## REQUIRED TASK A
Transcribe the rows below exactly, from the first row through the line holding "chat-icon[interactable]: [422, 319, 430, 325]", both included.
==*==
So right now I'm aching, tired, anxious, and I can't focus. I hop from one project to the next, attempting to complete, but almost like a caged animal - I pace and I fidget. I glance around, wiggle while sitting, wander, eat like I shouldn't, I'm cranky, and although I am kinda numb, my mind won't stop. I have a hard time carrying on a conversation, I want to be alone, and I don't really want to do much of anything.
I do think anxiety and burnout are synonymous with focused energy over a long period of time, a mindset that says "when school is out," and then the realization that school is out. I push so hard that it's really difficult for me to reframe.
Hence the need to leave town. Away is where I can refind myself. Engage with me and my honey. Decide what is important, what my priorities are for the summer, where I see myself in August, and then figure out a plan.
But that's not all that happens while we're away. It's a chance to really "chill." And typically with a long drive or plane ride, by the time we've arrived, I'm breathing a little more slowly.
So Scott and I have a chance to be "us." Not a chaplain, a professor, a mother, a daughter, not even a wife. I'm Ronda, Scott's Scott, we're lovers, wanderers, explorers, tourists. I like this us, and this time to gather myself.
And come home clean, ready to be a part of the world where I'm not hyper-focused, hyper-vigilant.
==*==
## REQUIRED TASK B
Reproduce word for word the part of the burnout piece between "I do think anxiety" and "me to reframe.", inclusive.

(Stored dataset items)
==*==
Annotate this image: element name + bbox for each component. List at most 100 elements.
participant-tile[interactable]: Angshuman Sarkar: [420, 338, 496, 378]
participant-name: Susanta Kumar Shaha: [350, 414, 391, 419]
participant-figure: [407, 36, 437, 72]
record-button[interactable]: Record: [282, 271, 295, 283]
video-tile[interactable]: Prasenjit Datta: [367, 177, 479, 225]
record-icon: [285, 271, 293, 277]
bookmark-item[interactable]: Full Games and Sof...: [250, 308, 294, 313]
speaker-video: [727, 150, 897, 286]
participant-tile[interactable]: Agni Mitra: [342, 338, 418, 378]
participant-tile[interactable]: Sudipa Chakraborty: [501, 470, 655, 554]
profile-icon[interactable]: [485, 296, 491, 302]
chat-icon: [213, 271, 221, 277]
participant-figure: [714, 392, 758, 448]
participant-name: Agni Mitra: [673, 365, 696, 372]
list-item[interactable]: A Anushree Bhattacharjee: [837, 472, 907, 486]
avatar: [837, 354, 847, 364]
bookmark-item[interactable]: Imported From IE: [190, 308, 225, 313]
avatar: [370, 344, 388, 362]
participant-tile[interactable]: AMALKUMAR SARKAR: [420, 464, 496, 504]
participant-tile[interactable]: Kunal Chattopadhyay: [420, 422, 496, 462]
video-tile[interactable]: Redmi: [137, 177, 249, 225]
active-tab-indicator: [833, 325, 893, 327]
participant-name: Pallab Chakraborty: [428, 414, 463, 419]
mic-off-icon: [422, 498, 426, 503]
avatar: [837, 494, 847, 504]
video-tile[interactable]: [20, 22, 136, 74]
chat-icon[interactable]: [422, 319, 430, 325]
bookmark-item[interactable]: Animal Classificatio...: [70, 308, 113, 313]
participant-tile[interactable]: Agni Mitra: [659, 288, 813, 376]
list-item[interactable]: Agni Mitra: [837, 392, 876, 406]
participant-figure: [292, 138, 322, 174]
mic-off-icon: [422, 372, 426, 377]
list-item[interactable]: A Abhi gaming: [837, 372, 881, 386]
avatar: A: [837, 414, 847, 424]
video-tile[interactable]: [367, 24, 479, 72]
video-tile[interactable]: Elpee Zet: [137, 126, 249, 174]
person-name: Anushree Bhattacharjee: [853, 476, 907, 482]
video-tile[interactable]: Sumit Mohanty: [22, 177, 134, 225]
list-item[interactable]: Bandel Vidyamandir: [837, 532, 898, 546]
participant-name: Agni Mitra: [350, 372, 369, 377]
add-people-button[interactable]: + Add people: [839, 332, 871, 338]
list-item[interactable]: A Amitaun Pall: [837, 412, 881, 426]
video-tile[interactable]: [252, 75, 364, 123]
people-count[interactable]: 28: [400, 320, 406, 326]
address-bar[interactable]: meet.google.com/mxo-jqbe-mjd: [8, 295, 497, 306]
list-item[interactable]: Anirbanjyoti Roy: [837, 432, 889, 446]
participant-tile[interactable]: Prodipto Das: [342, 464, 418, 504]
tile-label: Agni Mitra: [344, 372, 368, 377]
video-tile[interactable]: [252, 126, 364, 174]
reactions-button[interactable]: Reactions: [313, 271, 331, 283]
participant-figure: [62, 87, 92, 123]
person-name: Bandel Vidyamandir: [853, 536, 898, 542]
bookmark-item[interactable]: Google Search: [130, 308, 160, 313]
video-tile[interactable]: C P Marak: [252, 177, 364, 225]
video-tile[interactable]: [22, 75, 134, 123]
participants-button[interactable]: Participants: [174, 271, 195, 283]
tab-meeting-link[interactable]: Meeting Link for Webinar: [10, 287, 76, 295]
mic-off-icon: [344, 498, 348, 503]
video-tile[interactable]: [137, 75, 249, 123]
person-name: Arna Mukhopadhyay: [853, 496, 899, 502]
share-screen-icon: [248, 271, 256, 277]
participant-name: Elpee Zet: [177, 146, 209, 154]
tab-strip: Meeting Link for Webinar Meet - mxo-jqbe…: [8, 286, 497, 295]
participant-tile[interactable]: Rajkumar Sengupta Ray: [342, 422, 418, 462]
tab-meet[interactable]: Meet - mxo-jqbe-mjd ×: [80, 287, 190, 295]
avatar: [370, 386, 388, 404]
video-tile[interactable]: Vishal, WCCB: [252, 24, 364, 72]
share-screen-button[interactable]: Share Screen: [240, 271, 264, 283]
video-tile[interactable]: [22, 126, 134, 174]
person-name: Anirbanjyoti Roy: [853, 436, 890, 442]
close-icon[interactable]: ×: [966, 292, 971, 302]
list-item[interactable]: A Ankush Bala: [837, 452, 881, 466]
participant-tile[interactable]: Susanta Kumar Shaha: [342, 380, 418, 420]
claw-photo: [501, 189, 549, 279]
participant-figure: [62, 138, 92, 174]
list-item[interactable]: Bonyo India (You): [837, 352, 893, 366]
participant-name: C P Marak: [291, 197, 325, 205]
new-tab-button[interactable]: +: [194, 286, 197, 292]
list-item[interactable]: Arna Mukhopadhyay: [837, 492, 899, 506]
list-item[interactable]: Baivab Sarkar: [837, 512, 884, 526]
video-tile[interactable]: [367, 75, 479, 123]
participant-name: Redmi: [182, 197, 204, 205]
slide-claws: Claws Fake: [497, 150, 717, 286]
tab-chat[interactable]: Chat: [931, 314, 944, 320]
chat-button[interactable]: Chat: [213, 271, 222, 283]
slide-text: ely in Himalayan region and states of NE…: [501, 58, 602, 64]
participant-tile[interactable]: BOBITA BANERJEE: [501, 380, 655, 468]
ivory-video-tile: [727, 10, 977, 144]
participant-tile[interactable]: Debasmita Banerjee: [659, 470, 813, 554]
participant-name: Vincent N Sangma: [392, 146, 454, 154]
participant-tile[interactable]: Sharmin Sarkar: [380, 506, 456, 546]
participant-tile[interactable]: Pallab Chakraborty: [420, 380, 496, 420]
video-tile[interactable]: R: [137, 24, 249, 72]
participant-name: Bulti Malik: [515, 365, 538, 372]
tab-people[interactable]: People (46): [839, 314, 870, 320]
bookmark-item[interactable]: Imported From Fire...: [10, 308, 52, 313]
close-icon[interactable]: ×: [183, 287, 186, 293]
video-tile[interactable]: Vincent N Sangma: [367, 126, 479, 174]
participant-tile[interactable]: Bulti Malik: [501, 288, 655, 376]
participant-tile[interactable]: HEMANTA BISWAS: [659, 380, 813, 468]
==*==
## TASK OUTPUT A
Annotate this image: element name + bbox for each component. List at most 100 elements.
participant-tile[interactable]: Angshuman Sarkar: [420, 338, 496, 378]
participant-name: Susanta Kumar Shaha: [350, 414, 391, 419]
participant-figure: [407, 36, 437, 72]
record-button[interactable]: Record: [282, 271, 295, 283]
video-tile[interactable]: Prasenjit Datta: [367, 177, 479, 225]
record-icon: [285, 271, 293, 277]
bookmark-item[interactable]: Full Games and Sof...: [250, 308, 294, 313]
speaker-video: [727, 150, 897, 286]
participant-tile[interactable]: Agni Mitra: [342, 338, 418, 378]
participant-tile[interactable]: Sudipa Chakraborty: [501, 470, 655, 554]
profile-icon[interactable]: [485, 296, 491, 302]
chat-icon: [213, 271, 221, 277]
participant-figure: [714, 392, 758, 448]
participant-name: Agni Mitra: [673, 365, 696, 372]
list-item[interactable]: A Anushree Bhattacharjee: [837, 472, 907, 486]
avatar: [837, 354, 847, 364]
bookmark-item[interactable]: Imported From IE: [190, 308, 225, 313]
avatar: [370, 344, 388, 362]
participant-tile[interactable]: AMALKUMAR SARKAR: [420, 464, 496, 504]
participant-tile[interactable]: Kunal Chattopadhyay: [420, 422, 496, 462]
video-tile[interactable]: Redmi: [137, 177, 249, 225]
active-tab-indicator: [833, 325, 893, 327]
participant-name: Pallab Chakraborty: [428, 414, 463, 419]
mic-off-icon: [422, 498, 426, 503]
avatar: [837, 494, 847, 504]
video-tile[interactable]: [20, 22, 136, 74]
chat-icon[interactable]: [422, 319, 430, 325]

## TASK OUTPUT B
I do think anxiety and burnout are synonymous with focused energy over a long period of time, a mindset that says "when school is out," and then the realization that school is out. I push so hard that it's really difficult for me to reframe.